> [RECORD LIST]
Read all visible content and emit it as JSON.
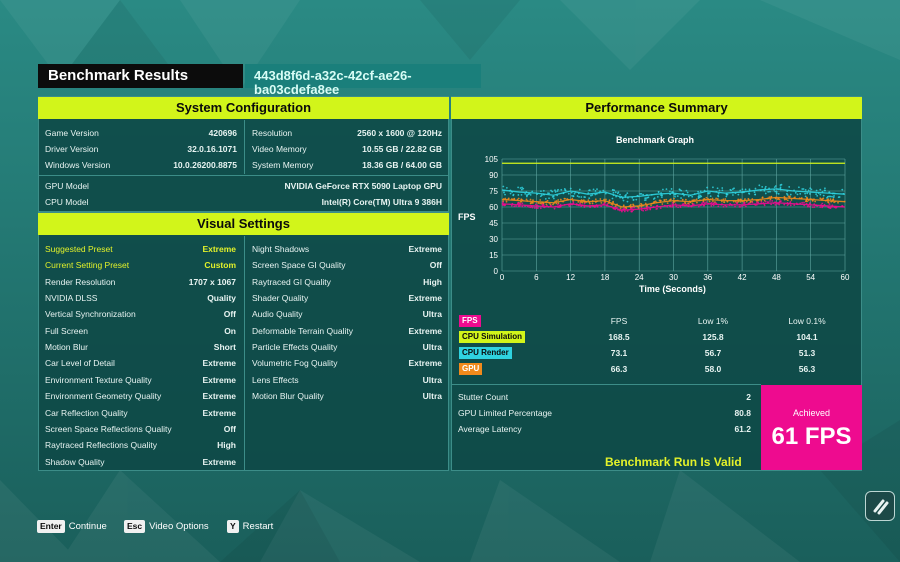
{
  "header": {
    "title": "Benchmark Results",
    "run_id": "443d8f6d-a32c-42cf-ae26-ba03cdefa8ee"
  },
  "system_configuration": {
    "heading": "System Configuration",
    "left": [
      {
        "label": "Game Version",
        "value": "420696"
      },
      {
        "label": "Driver Version",
        "value": "32.0.16.1071"
      },
      {
        "label": "Windows Version",
        "value": "10.0.26200.8875"
      }
    ],
    "right": [
      {
        "label": "Resolution",
        "value": "2560 x 1600 @ 120Hz"
      },
      {
        "label": "Video Memory",
        "value": "10.55 GB / 22.82 GB"
      },
      {
        "label": "System Memory",
        "value": "18.36 GB / 64.00 GB"
      }
    ],
    "hardware": [
      {
        "label": "GPU Model",
        "value": "NVIDIA GeForce RTX 5090 Laptop GPU"
      },
      {
        "label": "CPU Model",
        "value": "Intel(R) Core(TM) Ultra 9 386H"
      }
    ]
  },
  "visual_settings": {
    "heading": "Visual Settings",
    "left": [
      {
        "label": "Suggested Preset",
        "value": "Extreme",
        "highlight": true
      },
      {
        "label": "Current Setting Preset",
        "value": "Custom",
        "highlight": true
      },
      {
        "label": "Render Resolution",
        "value": "1707 x 1067"
      },
      {
        "label": "NVIDIA DLSS",
        "value": "Quality"
      },
      {
        "label": "Vertical Synchronization",
        "value": "Off"
      },
      {
        "label": "Full Screen",
        "value": "On"
      },
      {
        "label": "Motion Blur",
        "value": "Short"
      },
      {
        "label": "Car Level of Detail",
        "value": "Extreme"
      },
      {
        "label": "Environment Texture Quality",
        "value": "Extreme"
      },
      {
        "label": "Environment Geometry Quality",
        "value": "Extreme"
      },
      {
        "label": "Car Reflection Quality",
        "value": "Extreme"
      },
      {
        "label": "Screen Space Reflections Quality",
        "value": "Off"
      },
      {
        "label": "Raytraced Reflections Quality",
        "value": "High"
      },
      {
        "label": "Shadow Quality",
        "value": "Extreme"
      }
    ],
    "right": [
      {
        "label": "Night Shadows",
        "value": "Extreme"
      },
      {
        "label": "Screen Space GI Quality",
        "value": "Off"
      },
      {
        "label": "Raytraced GI Quality",
        "value": "High"
      },
      {
        "label": "Shader Quality",
        "value": "Extreme"
      },
      {
        "label": "Audio Quality",
        "value": "Ultra"
      },
      {
        "label": "Deformable Terrain Quality",
        "value": "Extreme"
      },
      {
        "label": "Particle Effects Quality",
        "value": "Ultra"
      },
      {
        "label": "Volumetric Fog Quality",
        "value": "Extreme"
      },
      {
        "label": "Lens Effects",
        "value": "Ultra"
      },
      {
        "label": "Motion Blur Quality",
        "value": "Ultra"
      }
    ]
  },
  "performance_summary": {
    "heading": "Performance Summary",
    "stat_headers": [
      "FPS",
      "Low 1%",
      "Low 0.1%"
    ],
    "stats": [
      {
        "name": "FPS",
        "color": "#ee0b8f",
        "text_color": "#ffffff",
        "fps": "",
        "low1": "",
        "low01": ""
      },
      {
        "name": "CPU Simulation",
        "color": "#d2f51a",
        "text_color": "#0b0b0b",
        "fps": "168.5",
        "low1": "125.8",
        "low01": "104.1"
      },
      {
        "name": "CPU Render",
        "color": "#2fd3e0",
        "text_color": "#0b0b0b",
        "fps": "73.1",
        "low1": "56.7",
        "low01": "51.3"
      },
      {
        "name": "GPU",
        "color": "#f28a1c",
        "text_color": "#ffffff",
        "fps": "66.3",
        "low1": "58.0",
        "low01": "56.3"
      }
    ],
    "extra": [
      {
        "label": "Stutter Count",
        "value": "2"
      },
      {
        "label": "GPU Limited Percentage",
        "value": "80.8"
      },
      {
        "label": "Average Latency",
        "value": "61.2"
      }
    ],
    "achieved_label": "Achieved",
    "achieved_value": "61 FPS",
    "valid_text": "Benchmark Run Is Valid"
  },
  "chart_data": {
    "type": "scatter",
    "title": "Benchmark Graph",
    "xlabel": "Time (Seconds)",
    "ylabel": "FPS",
    "xlim": [
      0,
      60
    ],
    "ylim": [
      0,
      105
    ],
    "xticks": [
      0,
      6,
      12,
      18,
      24,
      30,
      36,
      42,
      48,
      54,
      60
    ],
    "yticks": [
      0,
      15,
      30,
      45,
      60,
      75,
      90,
      105
    ],
    "grid": true,
    "series": [
      {
        "name": "CPU Render",
        "color": "#2fd3e0",
        "x": [
          0,
          3,
          6,
          9,
          12,
          15,
          18,
          21,
          24,
          27,
          30,
          33,
          36,
          39,
          42,
          45,
          48,
          51,
          54,
          57,
          60
        ],
        "values": [
          76,
          74,
          73,
          71,
          75,
          72,
          74,
          69,
          70,
          72,
          73,
          71,
          75,
          73,
          74,
          76,
          77,
          75,
          74,
          73,
          72
        ]
      },
      {
        "name": "GPU",
        "color": "#f28a1c",
        "x": [
          0,
          3,
          6,
          9,
          12,
          15,
          18,
          21,
          24,
          27,
          30,
          33,
          36,
          39,
          42,
          45,
          48,
          51,
          54,
          57,
          60
        ],
        "values": [
          67,
          66,
          65,
          64,
          67,
          65,
          66,
          60,
          61,
          64,
          66,
          65,
          67,
          66,
          66,
          67,
          69,
          68,
          67,
          66,
          65
        ]
      },
      {
        "name": "FPS",
        "color": "#ee0b8f",
        "x": [
          0,
          3,
          6,
          9,
          12,
          15,
          18,
          21,
          24,
          27,
          30,
          33,
          36,
          39,
          42,
          45,
          48,
          51,
          54,
          57,
          60
        ],
        "values": [
          63,
          62,
          61,
          60,
          63,
          61,
          62,
          57,
          58,
          60,
          62,
          61,
          63,
          62,
          62,
          63,
          64,
          63,
          62,
          61,
          60
        ]
      },
      {
        "name": "CPU Simulation",
        "color": "#d2f51a",
        "x": [
          0,
          60
        ],
        "values": [
          101,
          101
        ]
      }
    ]
  },
  "controls": [
    {
      "key": "Enter",
      "label": "Continue"
    },
    {
      "key": "Esc",
      "label": "Video Options"
    },
    {
      "key": "Y",
      "label": "Restart"
    }
  ],
  "colors": {
    "lime": "#d2f51a",
    "panel": "#0e4846",
    "pink": "#ee0b8f"
  }
}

> [EXERCISE DIRECTIONS]
Identify the lines above that contain the word "Effects", then copy them.

> [EXPECTED OUTPUT]
        "label": "Particle Effects Quality",
        "label": "Lens Effects",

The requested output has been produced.